Data to examine ▸
+ + +

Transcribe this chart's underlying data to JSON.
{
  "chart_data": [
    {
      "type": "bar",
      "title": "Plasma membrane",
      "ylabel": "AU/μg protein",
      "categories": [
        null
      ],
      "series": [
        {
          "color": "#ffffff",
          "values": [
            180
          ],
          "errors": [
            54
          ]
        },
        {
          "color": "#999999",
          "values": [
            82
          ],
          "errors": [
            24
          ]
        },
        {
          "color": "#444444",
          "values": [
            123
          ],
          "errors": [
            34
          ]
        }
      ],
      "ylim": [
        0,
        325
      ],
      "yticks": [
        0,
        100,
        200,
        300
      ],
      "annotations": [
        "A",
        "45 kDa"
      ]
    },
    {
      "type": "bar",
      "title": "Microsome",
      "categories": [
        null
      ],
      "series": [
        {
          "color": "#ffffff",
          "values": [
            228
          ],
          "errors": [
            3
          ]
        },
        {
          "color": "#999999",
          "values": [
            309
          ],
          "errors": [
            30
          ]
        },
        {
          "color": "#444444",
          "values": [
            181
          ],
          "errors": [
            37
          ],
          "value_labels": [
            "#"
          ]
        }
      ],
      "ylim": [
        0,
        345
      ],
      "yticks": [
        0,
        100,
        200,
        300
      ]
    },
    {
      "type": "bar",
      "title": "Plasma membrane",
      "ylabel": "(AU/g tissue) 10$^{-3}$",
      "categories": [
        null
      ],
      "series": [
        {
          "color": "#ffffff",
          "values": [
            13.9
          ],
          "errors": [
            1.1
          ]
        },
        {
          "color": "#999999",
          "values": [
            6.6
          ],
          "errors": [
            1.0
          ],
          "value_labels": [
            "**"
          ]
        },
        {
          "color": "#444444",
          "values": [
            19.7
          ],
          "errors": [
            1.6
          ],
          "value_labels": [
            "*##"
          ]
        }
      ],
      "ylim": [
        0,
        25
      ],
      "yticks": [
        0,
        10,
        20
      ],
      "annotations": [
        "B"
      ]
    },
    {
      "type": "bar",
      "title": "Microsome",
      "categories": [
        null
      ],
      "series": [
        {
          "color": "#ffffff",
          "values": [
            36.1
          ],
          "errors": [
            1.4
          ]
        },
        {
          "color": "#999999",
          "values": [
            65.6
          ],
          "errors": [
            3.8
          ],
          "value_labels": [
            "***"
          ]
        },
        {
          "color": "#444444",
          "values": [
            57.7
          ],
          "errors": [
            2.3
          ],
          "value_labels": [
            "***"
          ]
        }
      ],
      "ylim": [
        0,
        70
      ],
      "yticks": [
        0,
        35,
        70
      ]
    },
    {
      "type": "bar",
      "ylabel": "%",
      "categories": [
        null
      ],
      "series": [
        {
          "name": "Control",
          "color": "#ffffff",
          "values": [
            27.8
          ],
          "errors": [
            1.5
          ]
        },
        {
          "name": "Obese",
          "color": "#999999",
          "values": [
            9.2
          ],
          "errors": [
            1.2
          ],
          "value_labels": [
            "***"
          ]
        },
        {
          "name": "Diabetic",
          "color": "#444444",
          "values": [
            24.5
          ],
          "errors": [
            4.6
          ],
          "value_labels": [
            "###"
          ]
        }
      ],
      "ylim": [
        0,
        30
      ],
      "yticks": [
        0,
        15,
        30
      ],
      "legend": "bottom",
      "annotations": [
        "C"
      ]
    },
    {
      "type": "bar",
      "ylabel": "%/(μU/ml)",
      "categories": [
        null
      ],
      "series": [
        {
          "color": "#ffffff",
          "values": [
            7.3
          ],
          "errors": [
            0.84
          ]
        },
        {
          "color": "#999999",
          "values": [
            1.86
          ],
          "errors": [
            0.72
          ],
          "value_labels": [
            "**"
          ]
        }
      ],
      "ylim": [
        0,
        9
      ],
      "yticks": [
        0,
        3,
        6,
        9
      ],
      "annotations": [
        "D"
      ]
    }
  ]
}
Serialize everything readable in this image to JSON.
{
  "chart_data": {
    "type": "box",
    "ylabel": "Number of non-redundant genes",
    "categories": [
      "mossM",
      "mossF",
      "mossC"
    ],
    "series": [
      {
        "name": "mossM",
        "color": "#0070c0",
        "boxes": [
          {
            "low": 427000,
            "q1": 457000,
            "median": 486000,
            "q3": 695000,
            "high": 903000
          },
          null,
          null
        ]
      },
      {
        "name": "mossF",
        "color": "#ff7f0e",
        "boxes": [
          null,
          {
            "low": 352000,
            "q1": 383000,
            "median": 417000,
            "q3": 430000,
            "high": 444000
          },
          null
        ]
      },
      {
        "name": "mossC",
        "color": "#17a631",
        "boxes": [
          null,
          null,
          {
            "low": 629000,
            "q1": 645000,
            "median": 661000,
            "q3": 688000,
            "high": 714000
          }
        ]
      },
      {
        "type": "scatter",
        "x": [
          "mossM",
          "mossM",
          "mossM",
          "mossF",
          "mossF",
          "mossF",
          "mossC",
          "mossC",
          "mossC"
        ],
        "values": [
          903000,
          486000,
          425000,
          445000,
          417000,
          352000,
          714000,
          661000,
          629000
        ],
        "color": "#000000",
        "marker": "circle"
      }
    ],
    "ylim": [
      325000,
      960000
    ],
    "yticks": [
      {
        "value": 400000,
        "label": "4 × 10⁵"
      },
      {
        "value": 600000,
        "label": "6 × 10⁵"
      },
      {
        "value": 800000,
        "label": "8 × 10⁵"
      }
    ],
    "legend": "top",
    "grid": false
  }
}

+ + +

Reproduce the whole listing above exactly.

Answer ▸
Transcribe this chart's underlying data to JSON.
{
  "chart_data": [
    {
      "type": "bar",
      "title": "Plasma membrane",
      "ylabel": "AU/μg protein",
      "categories": [
        null
      ],
      "series": [
        {
          "color": "#ffffff",
          "values": [
            180
          ],
          "errors": [
            54
          ]
        },
        {
          "color": "#999999",
          "values": [
            82
          ],
          "errors": [
            24
          ]
        },
        {
          "color": "#444444",
          "values": [
            123
          ],
          "errors": [
            34
          ]
        }
      ],
      "ylim": [
        0,
        325
      ],
      "yticks": [
        0,
        100,
        200,
        300
      ],
      "annotations": [
        "A",
        "45 kDa"
      ]
    },
    {
      "type": "bar",
      "title": "Microsome",
      "categories": [
        null
      ],
      "series": [
        {
          "color": "#ffffff",
          "values": [
            228
          ],
          "errors": [
            3
          ]
        },
        {
          "color": "#999999",
          "values": [
            309
          ],
          "errors": [
            30
          ]
        },
        {
          "color": "#444444",
          "values": [
            181
          ],
          "errors": [
            37
          ],
          "value_labels": [
            "#"
          ]
        }
      ],
      "ylim": [
        0,
        345
      ],
      "yticks": [
        0,
        100,
        200,
        300
      ]
    },
    {
      "type": "bar",
      "title": "Plasma membrane",
      "ylabel": "(AU/g tissue) 10$^{-3}$",
      "categories": [
        null
      ],
      "series": [
        {
          "color": "#ffffff",
          "values": [
            13.9
          ],
          "errors": [
            1.1
          ]
        },
        {
          "color": "#999999",
          "values": [
            6.6
          ],
          "errors": [
            1.0
          ],
          "value_labels": [
            "**"
          ]
        },
        {
          "color": "#444444",
          "values": [
            19.7
          ],
          "errors": [
            1.6
          ],
          "value_labels": [
            "*##"
          ]
        }
      ],
      "ylim": [
        0,
        25
      ],
      "yticks": [
        0,
        10,
        20
      ],
      "annotations": [
        "B"
      ]
    },
    {
      "type": "bar",
      "title": "Microsome",
      "categories": [
        null
      ],
      "series": [
        {
          "color": "#ffffff",
          "values": [
            36.1
          ],
          "errors": [
            1.4
          ]
        },
        {
          "color": "#999999",
          "values": [
            65.6
          ],
          "errors": [
            3.8
          ],
          "value_labels": [
            "***"
          ]
        },
        {
          "color": "#444444",
          "values": [
            57.7
          ],
          "errors": [
            2.3
          ],
          "value_labels": [
            "***"
          ]
        }
      ],
      "ylim": [
        0,
        70
      ],
      "yticks": [
        0,
        35,
        70
      ]
    },
    {
      "type": "bar",
      "ylabel": "%",
      "categories": [
        null
      ],
      "series": [
        {
          "name": "Control",
          "color": "#ffffff",
          "values": [
            27.8
          ],
          "errors": [
            1.5
          ]
        },
        {
          "name": "Obese",
          "color": "#999999",
          "values": [
            9.2
          ],
          "errors": [
            1.2
          ],
          "value_labels": [
            "***"
          ]
        },
        {
          "name": "Diabetic",
          "color": "#444444",
          "values": [
            24.5
          ],
          "errors": [
            4.6
          ],
          "value_labels": [
            "###"
          ]
        }
      ],
      "ylim": [
        0,
        30
      ],
      "yticks": [
        0,
        15,
        30
      ],
      "legend": "bottom",
      "annotations": [
        "C"
      ]
    },
    {
      "type": "bar",
      "ylabel": "%/(μU/ml)",
      "categories": [
        null
      ],
      "series": [
        {
          "color": "#ffffff",
          "values": [
            7.3
          ],
          "errors": [
            0.84
          ]
        },
        {
          "color": "#999999",
          "values": [
            1.86
          ],
          "errors": [
            0.72
          ],
          "value_labels": [
            "**"
          ]
        }
      ],
      "ylim": [
        0,
        9
      ],
      "yticks": [
        0,
        3,
        6,
        9
      ],
      "annotations": [
        "D"
      ]
    }
  ]
}
Serialize everything readable in this image to JSON.
{
  "chart_data": {
    "type": "box",
    "ylabel": "Number of non-redundant genes",
    "categories": [
      "mossM",
      "mossF",
      "mossC"
    ],
    "series": [
      {
        "name": "mossM",
        "color": "#0070c0",
        "boxes": [
          {
            "low": 427000,
            "q1": 457000,
            "median": 486000,
            "q3": 695000,
            "high": 903000
          },
          null,
          null
        ]
      },
      {
        "name": "mossF",
        "color": "#ff7f0e",
        "boxes": [
          null,
          {
            "low": 352000,
            "q1": 383000,
            "median": 417000,
            "q3": 430000,
            "high": 444000
          },
          null
        ]
      },
      {
        "name": "mossC",
        "color": "#17a631",
        "boxes": [
          null,
          null,
          {
            "low": 629000,
            "q1": 645000,
            "median": 661000,
            "q3": 688000,
            "high": 714000
          }
        ]
      },
      {
        "type": "scatter",
        "x": [
          "mossM",
          "mossM",
          "mossM",
          "mossF",
          "mossF",
          "mossF",
          "mossC",
          "mossC",
          "mossC"
        ],
        "values": [
          903000,
          486000,
          425000,
          445000,
          417000,
          352000,
          714000,
          661000,
          629000
        ],
        "color": "#000000",
        "marker": "circle"
      }
    ],
    "ylim": [
      325000,
      960000
    ],
    "yticks": [
      {
        "value": 400000,
        "label": "4 × 10⁵"
      },
      {
        "value": 600000,
        "label": "6 × 10⁵"
      },
      {
        "value": 800000,
        "label": "8 × 10⁵"
      }
    ],
    "legend": "top",
    "grid": false
  }
}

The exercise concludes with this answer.